TASK GOAL ▸ Write out the whole listing exactly as it stands.

▬▬▬▬▬▬

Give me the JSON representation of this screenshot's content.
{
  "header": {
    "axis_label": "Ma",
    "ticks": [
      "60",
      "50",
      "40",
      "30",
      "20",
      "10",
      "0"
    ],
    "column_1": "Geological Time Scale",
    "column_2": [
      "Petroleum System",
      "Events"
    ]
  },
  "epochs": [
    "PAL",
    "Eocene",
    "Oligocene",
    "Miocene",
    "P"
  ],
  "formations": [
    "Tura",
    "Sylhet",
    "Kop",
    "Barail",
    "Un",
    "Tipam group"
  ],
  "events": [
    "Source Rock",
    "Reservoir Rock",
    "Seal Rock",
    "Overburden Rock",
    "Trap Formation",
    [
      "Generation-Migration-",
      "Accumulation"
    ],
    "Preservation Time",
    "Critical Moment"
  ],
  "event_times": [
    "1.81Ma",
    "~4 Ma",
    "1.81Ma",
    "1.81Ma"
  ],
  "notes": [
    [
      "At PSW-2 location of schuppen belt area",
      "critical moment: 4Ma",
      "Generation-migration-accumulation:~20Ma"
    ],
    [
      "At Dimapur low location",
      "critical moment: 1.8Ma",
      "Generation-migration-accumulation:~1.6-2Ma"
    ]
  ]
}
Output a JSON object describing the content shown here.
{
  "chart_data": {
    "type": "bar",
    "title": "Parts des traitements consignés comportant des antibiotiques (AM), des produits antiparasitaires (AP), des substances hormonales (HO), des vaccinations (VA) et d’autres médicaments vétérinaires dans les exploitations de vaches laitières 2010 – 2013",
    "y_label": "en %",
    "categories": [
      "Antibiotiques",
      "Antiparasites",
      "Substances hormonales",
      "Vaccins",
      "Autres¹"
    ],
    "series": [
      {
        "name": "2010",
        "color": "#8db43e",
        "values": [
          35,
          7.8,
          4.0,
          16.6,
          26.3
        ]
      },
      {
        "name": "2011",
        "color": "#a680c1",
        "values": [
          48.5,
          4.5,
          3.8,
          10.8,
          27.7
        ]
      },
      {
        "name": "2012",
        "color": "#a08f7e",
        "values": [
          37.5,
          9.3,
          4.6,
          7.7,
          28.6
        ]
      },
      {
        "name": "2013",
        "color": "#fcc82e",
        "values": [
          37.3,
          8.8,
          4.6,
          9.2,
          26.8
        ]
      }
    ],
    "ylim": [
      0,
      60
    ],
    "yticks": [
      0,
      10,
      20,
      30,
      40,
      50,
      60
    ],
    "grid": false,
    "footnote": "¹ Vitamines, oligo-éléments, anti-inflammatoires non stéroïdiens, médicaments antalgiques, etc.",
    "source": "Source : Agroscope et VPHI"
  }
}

▬▬▬▬▬▬

EXERCISE OUTPUT ▸
Give me the JSON representation of this screenshot's content.
{
  "header": {
    "axis_label": "Ma",
    "ticks": [
      "60",
      "50",
      "40",
      "30",
      "20",
      "10",
      "0"
    ],
    "column_1": "Geological Time Scale",
    "column_2": [
      "Petroleum System",
      "Events"
    ]
  },
  "epochs": [
    "PAL",
    "Eocene",
    "Oligocene",
    "Miocene",
    "P"
  ],
  "formations": [
    "Tura",
    "Sylhet",
    "Kop",
    "Barail",
    "Un",
    "Tipam group"
  ],
  "events": [
    "Source Rock",
    "Reservoir Rock",
    "Seal Rock",
    "Overburden Rock",
    "Trap Formation",
    [
      "Generation-Migration-",
      "Accumulation"
    ],
    "Preservation Time",
    "Critical Moment"
  ],
  "event_times": [
    "1.81Ma",
    "~4 Ma",
    "1.81Ma",
    "1.81Ma"
  ],
  "notes": [
    [
      "At PSW-2 location of schuppen belt area",
      "critical moment: 4Ma",
      "Generation-migration-accumulation:~20Ma"
    ],
    [
      "At Dimapur low location",
      "critical moment: 1.8Ma",
      "Generation-migration-accumulation:~1.6-2Ma"
    ]
  ]
}
Output a JSON object describing the content shown here.
{
  "chart_data": {
    "type": "bar",
    "title": "Parts des traitements consignés comportant des antibiotiques (AM), des produits antiparasitaires (AP), des substances hormonales (HO), des vaccinations (VA) et d’autres médicaments vétérinaires dans les exploitations de vaches laitières 2010 – 2013",
    "y_label": "en %",
    "categories": [
      "Antibiotiques",
      "Antiparasites",
      "Substances hormonales",
      "Vaccins",
      "Autres¹"
    ],
    "series": [
      {
        "name": "2010",
        "color": "#8db43e",
        "values": [
          35,
          7.8,
          4.0,
          16.6,
          26.3
        ]
      },
      {
        "name": "2011",
        "color": "#a680c1",
        "values": [
          48.5,
          4.5,
          3.8,
          10.8,
          27.7
        ]
      },
      {
        "name": "2012",
        "color": "#a08f7e",
        "values": [
          37.5,
          9.3,
          4.6,
          7.7,
          28.6
        ]
      },
      {
        "name": "2013",
        "color": "#fcc82e",
        "values": [
          37.3,
          8.8,
          4.6,
          9.2,
          26.8
        ]
      }
    ],
    "ylim": [
      0,
      60
    ],
    "yticks": [
      0,
      10,
      20,
      30,
      40,
      50,
      60
    ],
    "grid": false,
    "footnote": "¹ Vitamines, oligo-éléments, anti-inflammatoires non stéroïdiens, médicaments antalgiques, etc.",
    "source": "Source : Agroscope et VPHI"
  }
}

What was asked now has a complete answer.